#### [Stored rows]
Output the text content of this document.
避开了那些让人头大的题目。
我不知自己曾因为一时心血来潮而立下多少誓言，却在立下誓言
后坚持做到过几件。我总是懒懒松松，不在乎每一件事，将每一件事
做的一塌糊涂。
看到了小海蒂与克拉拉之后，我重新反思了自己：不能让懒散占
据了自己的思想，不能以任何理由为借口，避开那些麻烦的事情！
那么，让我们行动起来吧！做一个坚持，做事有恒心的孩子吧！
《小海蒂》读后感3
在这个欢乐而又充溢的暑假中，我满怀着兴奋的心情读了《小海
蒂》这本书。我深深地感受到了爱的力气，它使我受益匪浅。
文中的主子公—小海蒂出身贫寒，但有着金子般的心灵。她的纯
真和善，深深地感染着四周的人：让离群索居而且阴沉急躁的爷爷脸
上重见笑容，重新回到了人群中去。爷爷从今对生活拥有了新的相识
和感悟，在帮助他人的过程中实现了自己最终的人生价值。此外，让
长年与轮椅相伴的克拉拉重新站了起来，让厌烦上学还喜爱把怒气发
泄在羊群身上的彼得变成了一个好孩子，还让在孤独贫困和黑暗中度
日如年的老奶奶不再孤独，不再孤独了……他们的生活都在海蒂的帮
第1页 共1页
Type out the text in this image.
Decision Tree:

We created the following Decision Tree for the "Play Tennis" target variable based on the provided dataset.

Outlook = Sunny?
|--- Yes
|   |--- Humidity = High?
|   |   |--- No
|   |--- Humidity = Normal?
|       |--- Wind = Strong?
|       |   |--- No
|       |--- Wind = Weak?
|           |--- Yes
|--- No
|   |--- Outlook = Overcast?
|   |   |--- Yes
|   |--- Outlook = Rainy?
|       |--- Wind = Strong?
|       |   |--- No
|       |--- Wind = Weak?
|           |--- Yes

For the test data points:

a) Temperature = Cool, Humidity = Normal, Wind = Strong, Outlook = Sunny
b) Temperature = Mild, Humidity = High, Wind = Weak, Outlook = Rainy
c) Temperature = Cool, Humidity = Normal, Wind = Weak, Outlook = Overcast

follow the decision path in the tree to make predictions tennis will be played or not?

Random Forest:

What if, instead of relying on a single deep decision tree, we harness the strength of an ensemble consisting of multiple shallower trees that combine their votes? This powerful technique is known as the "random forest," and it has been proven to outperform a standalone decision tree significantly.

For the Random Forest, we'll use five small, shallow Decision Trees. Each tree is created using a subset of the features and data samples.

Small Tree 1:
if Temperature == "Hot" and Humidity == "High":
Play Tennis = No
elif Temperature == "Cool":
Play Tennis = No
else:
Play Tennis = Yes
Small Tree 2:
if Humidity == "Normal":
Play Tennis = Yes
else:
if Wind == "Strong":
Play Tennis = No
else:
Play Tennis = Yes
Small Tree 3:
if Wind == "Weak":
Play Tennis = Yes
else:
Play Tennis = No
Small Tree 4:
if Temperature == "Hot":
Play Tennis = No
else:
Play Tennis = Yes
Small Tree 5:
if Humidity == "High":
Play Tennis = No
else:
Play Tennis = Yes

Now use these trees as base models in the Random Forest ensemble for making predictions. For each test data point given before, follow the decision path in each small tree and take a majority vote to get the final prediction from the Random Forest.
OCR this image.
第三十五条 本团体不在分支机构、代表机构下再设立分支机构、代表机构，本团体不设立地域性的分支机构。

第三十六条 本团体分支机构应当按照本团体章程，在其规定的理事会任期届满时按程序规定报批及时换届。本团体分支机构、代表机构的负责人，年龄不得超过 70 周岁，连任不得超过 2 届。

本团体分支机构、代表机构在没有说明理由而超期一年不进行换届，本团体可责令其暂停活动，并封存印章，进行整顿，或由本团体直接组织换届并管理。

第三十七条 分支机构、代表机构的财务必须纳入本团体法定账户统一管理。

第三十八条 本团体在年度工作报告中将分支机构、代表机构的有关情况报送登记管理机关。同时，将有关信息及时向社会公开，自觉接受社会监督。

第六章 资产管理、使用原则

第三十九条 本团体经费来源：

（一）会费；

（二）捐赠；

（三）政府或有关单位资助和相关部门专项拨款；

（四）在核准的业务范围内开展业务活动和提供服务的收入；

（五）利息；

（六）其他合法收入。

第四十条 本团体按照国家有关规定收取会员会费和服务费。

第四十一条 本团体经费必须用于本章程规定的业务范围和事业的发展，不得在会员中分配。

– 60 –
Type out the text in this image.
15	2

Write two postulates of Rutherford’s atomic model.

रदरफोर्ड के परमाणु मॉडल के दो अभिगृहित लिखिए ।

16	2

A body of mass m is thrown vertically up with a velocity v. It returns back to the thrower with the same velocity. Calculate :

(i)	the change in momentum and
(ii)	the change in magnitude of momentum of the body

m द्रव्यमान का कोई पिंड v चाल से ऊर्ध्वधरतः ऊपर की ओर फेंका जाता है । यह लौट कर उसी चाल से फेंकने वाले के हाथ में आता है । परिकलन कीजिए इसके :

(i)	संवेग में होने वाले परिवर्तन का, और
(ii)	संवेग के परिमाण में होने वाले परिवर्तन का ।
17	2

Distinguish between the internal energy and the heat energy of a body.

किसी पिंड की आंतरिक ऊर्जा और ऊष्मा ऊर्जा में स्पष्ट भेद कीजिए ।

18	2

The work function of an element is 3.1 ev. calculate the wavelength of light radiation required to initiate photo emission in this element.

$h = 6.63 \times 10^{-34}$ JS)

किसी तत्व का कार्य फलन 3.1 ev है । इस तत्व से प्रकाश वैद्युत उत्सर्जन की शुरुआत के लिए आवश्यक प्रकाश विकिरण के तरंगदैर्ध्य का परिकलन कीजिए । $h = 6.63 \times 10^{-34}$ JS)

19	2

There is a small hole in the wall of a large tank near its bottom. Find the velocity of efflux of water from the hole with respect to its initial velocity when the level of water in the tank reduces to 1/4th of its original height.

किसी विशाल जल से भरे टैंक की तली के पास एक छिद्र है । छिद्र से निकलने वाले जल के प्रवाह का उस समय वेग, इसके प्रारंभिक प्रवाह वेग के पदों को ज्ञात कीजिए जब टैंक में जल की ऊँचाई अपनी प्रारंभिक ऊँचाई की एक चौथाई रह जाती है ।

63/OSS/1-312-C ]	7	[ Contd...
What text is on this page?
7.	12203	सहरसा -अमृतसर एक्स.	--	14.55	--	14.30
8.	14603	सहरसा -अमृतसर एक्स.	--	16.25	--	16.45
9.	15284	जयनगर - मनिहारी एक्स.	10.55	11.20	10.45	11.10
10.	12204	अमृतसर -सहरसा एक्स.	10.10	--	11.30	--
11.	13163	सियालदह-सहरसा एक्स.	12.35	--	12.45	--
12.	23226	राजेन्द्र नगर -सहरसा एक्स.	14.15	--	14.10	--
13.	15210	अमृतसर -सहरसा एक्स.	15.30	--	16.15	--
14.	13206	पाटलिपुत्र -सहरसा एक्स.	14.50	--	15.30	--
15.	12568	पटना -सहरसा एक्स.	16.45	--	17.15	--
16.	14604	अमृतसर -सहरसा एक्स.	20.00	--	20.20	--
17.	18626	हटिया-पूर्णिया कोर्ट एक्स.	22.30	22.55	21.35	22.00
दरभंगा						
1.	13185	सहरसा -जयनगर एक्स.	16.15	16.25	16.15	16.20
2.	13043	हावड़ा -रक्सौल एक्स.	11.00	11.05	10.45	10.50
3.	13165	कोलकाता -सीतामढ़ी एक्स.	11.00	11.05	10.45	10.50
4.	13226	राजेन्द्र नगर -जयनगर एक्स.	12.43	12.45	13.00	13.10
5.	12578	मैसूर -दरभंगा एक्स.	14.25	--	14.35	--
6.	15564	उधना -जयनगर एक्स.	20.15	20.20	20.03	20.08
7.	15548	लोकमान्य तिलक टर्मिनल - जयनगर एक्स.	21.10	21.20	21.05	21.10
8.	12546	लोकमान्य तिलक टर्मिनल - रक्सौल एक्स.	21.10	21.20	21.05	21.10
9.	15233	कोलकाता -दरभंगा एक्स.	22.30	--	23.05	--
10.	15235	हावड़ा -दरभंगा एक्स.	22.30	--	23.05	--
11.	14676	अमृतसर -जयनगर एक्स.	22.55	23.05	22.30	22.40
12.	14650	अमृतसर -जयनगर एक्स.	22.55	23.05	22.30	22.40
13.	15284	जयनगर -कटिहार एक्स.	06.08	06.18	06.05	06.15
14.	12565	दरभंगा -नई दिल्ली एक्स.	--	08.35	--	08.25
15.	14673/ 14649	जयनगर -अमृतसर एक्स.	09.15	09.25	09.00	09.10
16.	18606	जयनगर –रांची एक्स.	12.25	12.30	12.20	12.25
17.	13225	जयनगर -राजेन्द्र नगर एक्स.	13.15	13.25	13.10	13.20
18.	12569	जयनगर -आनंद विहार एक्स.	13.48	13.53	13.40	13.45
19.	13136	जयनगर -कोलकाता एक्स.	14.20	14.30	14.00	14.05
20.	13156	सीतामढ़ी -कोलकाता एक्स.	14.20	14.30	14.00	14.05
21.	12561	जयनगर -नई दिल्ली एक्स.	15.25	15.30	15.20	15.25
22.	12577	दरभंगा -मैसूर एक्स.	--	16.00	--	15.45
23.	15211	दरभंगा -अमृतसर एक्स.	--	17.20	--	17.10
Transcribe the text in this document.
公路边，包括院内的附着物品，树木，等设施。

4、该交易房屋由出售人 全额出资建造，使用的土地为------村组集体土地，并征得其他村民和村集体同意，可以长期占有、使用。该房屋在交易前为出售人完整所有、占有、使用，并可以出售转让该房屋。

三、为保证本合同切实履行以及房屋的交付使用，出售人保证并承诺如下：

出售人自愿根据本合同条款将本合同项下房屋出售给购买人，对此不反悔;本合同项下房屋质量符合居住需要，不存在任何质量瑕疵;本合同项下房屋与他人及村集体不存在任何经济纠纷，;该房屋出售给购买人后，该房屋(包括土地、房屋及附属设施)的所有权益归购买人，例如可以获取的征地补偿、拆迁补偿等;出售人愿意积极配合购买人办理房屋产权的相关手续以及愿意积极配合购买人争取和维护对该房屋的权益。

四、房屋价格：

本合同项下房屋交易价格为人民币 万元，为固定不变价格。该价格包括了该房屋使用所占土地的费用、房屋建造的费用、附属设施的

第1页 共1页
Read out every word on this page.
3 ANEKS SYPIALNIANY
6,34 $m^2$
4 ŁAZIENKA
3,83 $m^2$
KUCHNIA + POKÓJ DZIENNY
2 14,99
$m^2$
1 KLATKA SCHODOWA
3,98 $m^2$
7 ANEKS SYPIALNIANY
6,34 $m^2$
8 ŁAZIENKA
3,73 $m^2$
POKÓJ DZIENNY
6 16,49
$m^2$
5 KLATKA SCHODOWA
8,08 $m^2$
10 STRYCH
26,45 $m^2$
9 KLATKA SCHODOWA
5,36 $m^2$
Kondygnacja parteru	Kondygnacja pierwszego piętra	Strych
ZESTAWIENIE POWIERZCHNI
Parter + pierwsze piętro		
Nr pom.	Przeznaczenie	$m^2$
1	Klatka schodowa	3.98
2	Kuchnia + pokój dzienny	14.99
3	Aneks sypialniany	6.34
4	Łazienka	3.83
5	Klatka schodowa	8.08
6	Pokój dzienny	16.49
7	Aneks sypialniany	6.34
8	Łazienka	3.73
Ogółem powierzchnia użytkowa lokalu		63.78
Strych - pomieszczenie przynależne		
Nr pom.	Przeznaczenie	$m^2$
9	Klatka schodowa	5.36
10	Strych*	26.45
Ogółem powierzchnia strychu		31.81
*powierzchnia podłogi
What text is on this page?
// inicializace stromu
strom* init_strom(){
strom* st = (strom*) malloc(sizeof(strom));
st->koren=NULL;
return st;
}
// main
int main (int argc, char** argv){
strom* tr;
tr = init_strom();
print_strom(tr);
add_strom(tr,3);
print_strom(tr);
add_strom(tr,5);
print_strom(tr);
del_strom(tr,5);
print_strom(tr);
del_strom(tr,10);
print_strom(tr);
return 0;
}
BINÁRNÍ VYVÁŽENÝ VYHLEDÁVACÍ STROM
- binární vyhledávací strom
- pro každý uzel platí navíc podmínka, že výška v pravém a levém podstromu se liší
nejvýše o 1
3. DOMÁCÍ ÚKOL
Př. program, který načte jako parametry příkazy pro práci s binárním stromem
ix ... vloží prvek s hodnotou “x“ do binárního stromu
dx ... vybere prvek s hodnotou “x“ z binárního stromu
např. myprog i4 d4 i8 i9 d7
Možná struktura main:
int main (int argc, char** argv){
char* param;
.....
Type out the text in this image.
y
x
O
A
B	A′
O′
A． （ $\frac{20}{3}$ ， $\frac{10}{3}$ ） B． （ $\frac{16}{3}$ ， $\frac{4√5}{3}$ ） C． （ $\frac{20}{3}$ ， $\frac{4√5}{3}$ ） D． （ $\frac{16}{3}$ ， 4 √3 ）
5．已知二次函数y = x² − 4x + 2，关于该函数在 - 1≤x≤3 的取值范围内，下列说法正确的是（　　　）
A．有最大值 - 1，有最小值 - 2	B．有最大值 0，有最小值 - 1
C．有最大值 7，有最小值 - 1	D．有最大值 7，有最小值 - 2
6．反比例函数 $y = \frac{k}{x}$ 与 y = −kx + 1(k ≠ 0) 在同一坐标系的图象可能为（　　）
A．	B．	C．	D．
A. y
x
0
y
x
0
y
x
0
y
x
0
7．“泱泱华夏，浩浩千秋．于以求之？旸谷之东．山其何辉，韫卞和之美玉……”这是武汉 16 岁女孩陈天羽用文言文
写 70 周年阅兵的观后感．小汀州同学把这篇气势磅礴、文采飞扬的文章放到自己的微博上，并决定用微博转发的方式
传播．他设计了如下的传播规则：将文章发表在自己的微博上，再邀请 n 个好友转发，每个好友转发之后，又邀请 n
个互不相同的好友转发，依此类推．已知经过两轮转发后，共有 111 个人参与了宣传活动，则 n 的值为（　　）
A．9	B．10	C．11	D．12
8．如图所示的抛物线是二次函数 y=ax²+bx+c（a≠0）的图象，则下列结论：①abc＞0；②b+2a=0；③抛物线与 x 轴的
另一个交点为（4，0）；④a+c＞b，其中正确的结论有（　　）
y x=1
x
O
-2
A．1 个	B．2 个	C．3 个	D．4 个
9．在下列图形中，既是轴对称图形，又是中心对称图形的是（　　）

#### [Task brief]
Output nothing but the number of lines in the data containing the string "frac".

#### [Complete answer]
2